[Stored data]
——

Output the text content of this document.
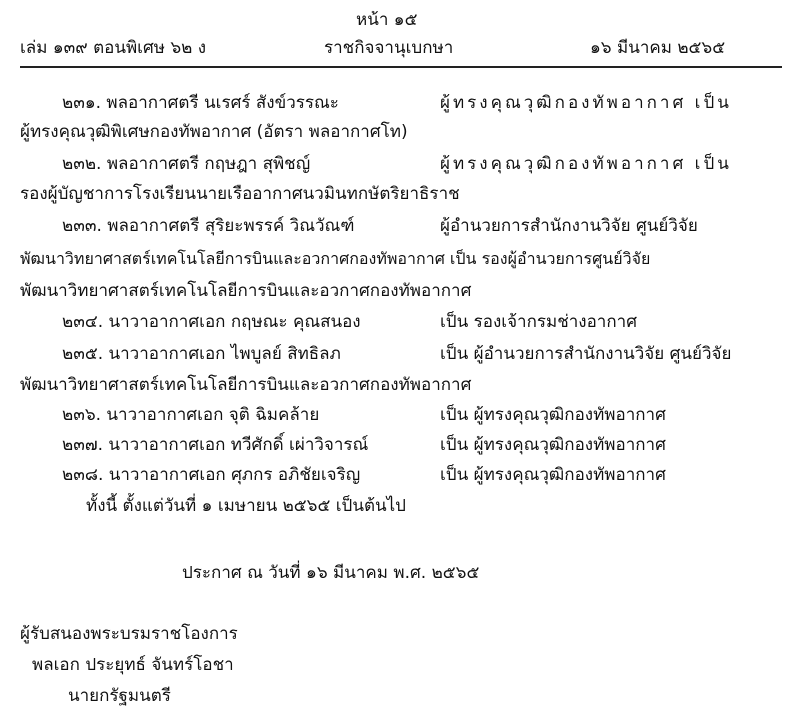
หน้า ๑๕
เล่ม ๑๓๙ ตอนพิเศษ ๖๒ ง	ราชกิจจานุเบกษา	๑๖ มีนาคม ๒๕๖๕
๒๓๑. พลอากาศตรี นเรศร์ สังข์วรรณะ	ผู้ทรงคุณวุฒิกองทัพอากาศ เป็น
ผู้ทรงคุณวุฒิพิเศษกองทัพอากาศ (อัตรา พลอากาศโท)
๒๓๒. พลอากาศตรี กฤษฎา สุพิชญ์	ผู้ทรงคุณวุฒิกองทัพอากาศ เป็น
รองผู้บัญชาการโรงเรียนนายเรืออากาศนวมินทกษัตริยาธิราช
๒๓๓. พลอากาศตรี สุริยะพรรค์ วิณวัณฑ์	ผู้อำนวยการสำนักงานวิจัย ศูนย์วิจัย
พัฒนาวิทยาศาสตร์เทคโนโลยีการบินและอวกาศกองทัพอากาศ เป็น รองผู้อำนวยการศูนย์วิจัย
พัฒนาวิทยาศาสตร์เทคโนโลยีการบินและอวกาศกองทัพอากาศ
๒๓๔. นาวาอากาศเอก กฤษณะ คุณสนอง	เป็น รองเจ้ากรมช่างอากาศ
๒๓๕. นาวาอากาศเอก ไพบูลย์ สิทธิลภ	เป็น ผู้อำนวยการสำนักงานวิจัย ศูนย์วิจัย
พัฒนาวิทยาศาสตร์เทคโนโลยีการบินและอวกาศกองทัพอากาศ
๒๓๖. นาวาอากาศเอก จุติ ฉิมคล้าย	เป็น ผู้ทรงคุณวุฒิกองทัพอากาศ
๒๓๗. นาวาอากาศเอก ทวีศักดิ์ เผ่าวิจารณ์	เป็น ผู้ทรงคุณวุฒิกองทัพอากาศ
๒๓๘. นาวาอากาศเอก ศุภกร อภิชัยเจริญ	เป็น ผู้ทรงคุณวุฒิกองทัพอากาศ
ทั้งนี้ ตั้งแต่วันที่ ๑ เมษายน ๒๕๖๕ เป็นต้นไป
ประกาศ ณ วันที่ ๑๖ มีนาคม พ.ศ. ๒๕๖๕
ผู้รับสนองพระบรมราชโองการ
พลเอก ประยุทธ์ จันทร์โอชา
นายกรัฐมนตรี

——

= Stated goal =
Return each line of the data, keeping its wording exact and omitting pictures.

= Finished answer =
Output the text content of this document.
หน้า ๑๕
เล่ม ๑๓๙ ตอนพิเศษ ๖๒ ง	ราชกิจจานุเบกษา	๑๖ มีนาคม ๒๕๖๕
๒๓๑. พลอากาศตรี นเรศร์ สังข์วรรณะ	ผู้ทรงคุณวุฒิกองทัพอากาศ เป็น
ผู้ทรงคุณวุฒิพิเศษกองทัพอากาศ (อัตรา พลอากาศโท)
๒๓๒. พลอากาศตรี กฤษฎา สุพิชญ์	ผู้ทรงคุณวุฒิกองทัพอากาศ เป็น
รองผู้บัญชาการโรงเรียนนายเรืออากาศนวมินทกษัตริยาธิราช
๒๓๓. พลอากาศตรี สุริยะพรรค์ วิณวัณฑ์	ผู้อำนวยการสำนักงานวิจัย ศูนย์วิจัย
พัฒนาวิทยาศาสตร์เทคโนโลยีการบินและอวกาศกองทัพอากาศ เป็น รองผู้อำนวยการศูนย์วิจัย
พัฒนาวิทยาศาสตร์เทคโนโลยีการบินและอวกาศกองทัพอากาศ
๒๓๔. นาวาอากาศเอก กฤษณะ คุณสนอง	เป็น รองเจ้ากรมช่างอากาศ
๒๓๕. นาวาอากาศเอก ไพบูลย์ สิทธิลภ	เป็น ผู้อำนวยการสำนักงานวิจัย ศูนย์วิจัย
พัฒนาวิทยาศาสตร์เทคโนโลยีการบินและอวกาศกองทัพอากาศ
๒๓๖. นาวาอากาศเอก จุติ ฉิมคล้าย	เป็น ผู้ทรงคุณวุฒิกองทัพอากาศ
๒๓๗. นาวาอากาศเอก ทวีศักดิ์ เผ่าวิจารณ์	เป็น ผู้ทรงคุณวุฒิกองทัพอากาศ
๒๓๘. นาวาอากาศเอก ศุภกร อภิชัยเจริญ	เป็น ผู้ทรงคุณวุฒิกองทัพอากาศ
ทั้งนี้ ตั้งแต่วันที่ ๑ เมษายน ๒๕๖๕ เป็นต้นไป
ประกาศ ณ วันที่ ๑๖ มีนาคม พ.ศ. ๒๕๖๕
ผู้รับสนองพระบรมราชโองการ
พลเอก ประยุทธ์ จันทร์โอชา
นายกรัฐมนตรี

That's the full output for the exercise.